__Aim__
Send back the records in full, character for character.

+++ Material for this exercise

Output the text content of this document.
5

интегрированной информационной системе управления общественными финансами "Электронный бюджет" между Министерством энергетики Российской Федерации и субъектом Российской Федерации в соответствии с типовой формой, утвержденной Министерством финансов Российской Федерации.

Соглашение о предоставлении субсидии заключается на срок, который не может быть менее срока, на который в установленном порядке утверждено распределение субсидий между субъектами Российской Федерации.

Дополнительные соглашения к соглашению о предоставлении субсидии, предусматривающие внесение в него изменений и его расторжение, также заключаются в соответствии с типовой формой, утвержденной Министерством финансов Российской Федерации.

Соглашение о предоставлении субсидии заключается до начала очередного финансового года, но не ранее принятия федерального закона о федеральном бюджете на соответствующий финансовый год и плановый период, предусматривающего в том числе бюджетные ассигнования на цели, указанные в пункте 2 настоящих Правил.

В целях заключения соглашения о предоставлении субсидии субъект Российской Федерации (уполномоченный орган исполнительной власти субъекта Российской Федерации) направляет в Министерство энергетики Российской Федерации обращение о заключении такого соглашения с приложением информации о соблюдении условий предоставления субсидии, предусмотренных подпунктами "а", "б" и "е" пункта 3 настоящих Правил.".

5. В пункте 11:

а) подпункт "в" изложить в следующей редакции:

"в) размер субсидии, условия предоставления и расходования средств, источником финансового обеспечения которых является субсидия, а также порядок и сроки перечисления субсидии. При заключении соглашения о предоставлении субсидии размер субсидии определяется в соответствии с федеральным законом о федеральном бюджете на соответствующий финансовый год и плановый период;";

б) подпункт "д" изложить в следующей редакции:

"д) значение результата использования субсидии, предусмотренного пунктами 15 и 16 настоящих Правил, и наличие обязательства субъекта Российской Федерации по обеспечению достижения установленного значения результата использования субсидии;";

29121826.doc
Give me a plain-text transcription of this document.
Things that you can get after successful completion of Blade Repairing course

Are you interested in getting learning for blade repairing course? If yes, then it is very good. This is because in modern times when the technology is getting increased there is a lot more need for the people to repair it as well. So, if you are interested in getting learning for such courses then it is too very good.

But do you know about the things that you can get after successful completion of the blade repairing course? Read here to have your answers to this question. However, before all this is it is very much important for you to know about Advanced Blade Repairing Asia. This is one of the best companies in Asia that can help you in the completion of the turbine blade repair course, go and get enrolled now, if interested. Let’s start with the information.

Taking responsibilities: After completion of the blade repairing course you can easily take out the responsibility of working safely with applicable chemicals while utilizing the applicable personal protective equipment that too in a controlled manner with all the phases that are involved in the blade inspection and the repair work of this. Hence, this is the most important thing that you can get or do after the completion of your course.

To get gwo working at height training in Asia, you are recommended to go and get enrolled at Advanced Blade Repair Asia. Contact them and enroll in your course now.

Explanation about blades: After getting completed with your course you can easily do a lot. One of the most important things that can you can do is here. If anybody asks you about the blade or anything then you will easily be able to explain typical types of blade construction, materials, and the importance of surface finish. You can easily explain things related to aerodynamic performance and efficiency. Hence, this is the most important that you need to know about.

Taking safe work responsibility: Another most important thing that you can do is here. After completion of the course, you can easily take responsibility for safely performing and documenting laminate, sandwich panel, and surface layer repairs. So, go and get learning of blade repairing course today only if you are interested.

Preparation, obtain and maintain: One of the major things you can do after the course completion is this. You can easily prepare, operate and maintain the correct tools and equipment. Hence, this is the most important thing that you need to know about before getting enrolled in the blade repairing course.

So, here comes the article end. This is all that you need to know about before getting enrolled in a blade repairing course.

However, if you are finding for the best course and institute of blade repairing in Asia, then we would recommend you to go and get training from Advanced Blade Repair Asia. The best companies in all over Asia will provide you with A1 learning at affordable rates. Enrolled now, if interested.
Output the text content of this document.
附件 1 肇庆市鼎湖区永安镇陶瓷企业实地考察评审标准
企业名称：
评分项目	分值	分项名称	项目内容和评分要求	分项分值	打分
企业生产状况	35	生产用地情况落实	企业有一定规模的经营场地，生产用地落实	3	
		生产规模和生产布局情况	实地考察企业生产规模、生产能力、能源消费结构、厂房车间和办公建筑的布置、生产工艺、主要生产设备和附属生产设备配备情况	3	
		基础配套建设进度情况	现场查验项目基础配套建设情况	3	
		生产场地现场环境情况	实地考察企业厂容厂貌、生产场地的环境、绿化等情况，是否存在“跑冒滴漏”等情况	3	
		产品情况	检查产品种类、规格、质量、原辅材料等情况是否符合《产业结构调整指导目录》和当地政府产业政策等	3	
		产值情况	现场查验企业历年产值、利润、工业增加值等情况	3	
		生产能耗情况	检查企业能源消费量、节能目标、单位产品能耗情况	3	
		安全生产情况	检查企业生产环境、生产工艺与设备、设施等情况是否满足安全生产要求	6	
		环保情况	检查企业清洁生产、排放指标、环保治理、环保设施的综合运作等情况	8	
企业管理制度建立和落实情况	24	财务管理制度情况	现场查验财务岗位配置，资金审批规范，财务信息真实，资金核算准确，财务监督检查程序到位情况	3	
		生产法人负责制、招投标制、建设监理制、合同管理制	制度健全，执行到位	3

++++++

__Solution to the problem__
Output the text content of this document.
5

интегрированной информационной системе управления общественными финансами "Электронный бюджет" между Министерством энергетики Российской Федерации и субъектом Российской Федерации в соответствии с типовой формой, утвержденной Министерством финансов Российской Федерации.

Соглашение о предоставлении субсидии заключается на срок, который не может быть менее срока, на который в установленном порядке утверждено распределение субсидий между субъектами Российской Федерации.

Дополнительные соглашения к соглашению о предоставлении субсидии, предусматривающие внесение в него изменений и его расторжение, также заключаются в соответствии с типовой формой, утвержденной Министерством финансов Российской Федерации.

Соглашение о предоставлении субсидии заключается до начала очередного финансового года, но не ранее принятия федерального закона о федеральном бюджете на соответствующий финансовый год и плановый период, предусматривающего в том числе бюджетные ассигнования на цели, указанные в пункте 2 настоящих Правил.

В целях заключения соглашения о предоставлении субсидии субъект Российской Федерации (уполномоченный орган исполнительной власти субъекта Российской Федерации) направляет в Министерство энергетики Российской Федерации обращение о заключении такого соглашения с приложением информации о соблюдении условий предоставления субсидии, предусмотренных подпунктами "а", "б" и "е" пункта 3 настоящих Правил.".

5. В пункте 11:

а) подпункт "в" изложить в следующей редакции:

"в) размер субсидии, условия предоставления и расходования средств, источником финансового обеспечения которых является субсидия, а также порядок и сроки перечисления субсидии. При заключении соглашения о предоставлении субсидии размер субсидии определяется в соответствии с федеральным законом о федеральном бюджете на соответствующий финансовый год и плановый период;";

б) подпункт "д" изложить в следующей редакции:

"д) значение результата использования субсидии, предусмотренного пунктами 15 и 16 настоящих Правил, и наличие обязательства субъекта Российской Федерации по обеспечению достижения установленного значения результата использования субсидии;";

29121826.doc
Give me a plain-text transcription of this document.
Things that you can get after successful completion of Blade Repairing course

Are you interested in getting learning for blade repairing course? If yes, then it is very good. This is because in modern times when the technology is getting increased there is a lot more need for the people to repair it as well. So, if you are interested in getting learning for such courses then it is too very good.

But do you know about the things that you can get after successful completion of the blade repairing course? Read here to have your answers to this question. However, before all this is it is very much important for you to know about Advanced Blade Repairing Asia. This is one of the best companies in Asia that can help you in the completion of the turbine blade repair course, go and get enrolled now, if interested. Let’s start with the information.

Taking responsibilities: After completion of the blade repairing course you can easily take out the responsibility of working safely with applicable chemicals while utilizing the applicable personal protective equipment that too in a controlled manner with all the phases that are involved in the blade inspection and the repair work of this. Hence, this is the most important thing that you can get or do after the completion of your course.

To get gwo working at height training in Asia, you are recommended to go and get enrolled at Advanced Blade Repair Asia. Contact them and enroll in your course now.

Explanation about blades: After getting completed with your course you can easily do a lot. One of the most important things that can you can do is here. If anybody asks you about the blade or anything then you will easily be able to explain typical types of blade construction, materials, and the importance of surface finish. You can easily explain things related to aerodynamic performance and efficiency. Hence, this is the most important that you need to know about.

Taking safe work responsibility: Another most important thing that you can do is here. After completion of the course, you can easily take responsibility for safely performing and documenting laminate, sandwich panel, and surface layer repairs. So, go and get learning of blade repairing course today only if you are interested.

Preparation, obtain and maintain: One of the major things you can do after the course completion is this. You can easily prepare, operate and maintain the correct tools and equipment. Hence, this is the most important thing that you need to know about before getting enrolled in the blade repairing course.

So, here comes the article end. This is all that you need to know about before getting enrolled in a blade repairing course.

However, if you are finding for the best course and institute of blade repairing in Asia, then we would recommend you to go and get training from Advanced Blade Repair Asia. The best companies in all over Asia will provide you with A1 learning at affordable rates. Enrolled now, if interested.
Output the text content of this document.
附件 1 肇庆市鼎湖区永安镇陶瓷企业实地考察评审标准
企业名称：
评分项目	分值	分项名称	项目内容和评分要求	分项分值	打分
企业生产状况	35	生产用地情况落实	企业有一定规模的经营场地，生产用地落实	3	
		生产规模和生产布局情况	实地考察企业生产规模、生产能力、能源消费结构、厂房车间和办公建筑的布置、生产工艺、主要生产设备和附属生产设备配备情况	3	
		基础配套建设进度情况	现场查验项目基础配套建设情况	3	
		生产场地现场环境情况	实地考察企业厂容厂貌、生产场地的环境、绿化等情况，是否存在“跑冒滴漏”等情况	3	
		产品情况	检查产品种类、规格、质量、原辅材料等情况是否符合《产业结构调整指导目录》和当地政府产业政策等	3	
		产值情况	现场查验企业历年产值、利润、工业增加值等情况	3	
		生产能耗情况	检查企业能源消费量、节能目标、单位产品能耗情况	3	
		安全生产情况	检查企业生产环境、生产工艺与设备、设施等情况是否满足安全生产要求	6	
		环保情况	检查企业清洁生产、排放指标、环保治理、环保设施的综合运作等情况	8	
企业管理制度建立和落实情况	24	财务管理制度情况	现场查验财务岗位配置，资金审批规范，财务信息真实，资金核算准确，财务监督检查程序到位情况	3	
		生产法人负责制、招投标制、建设监理制、合同管理制	制度健全，执行到位	3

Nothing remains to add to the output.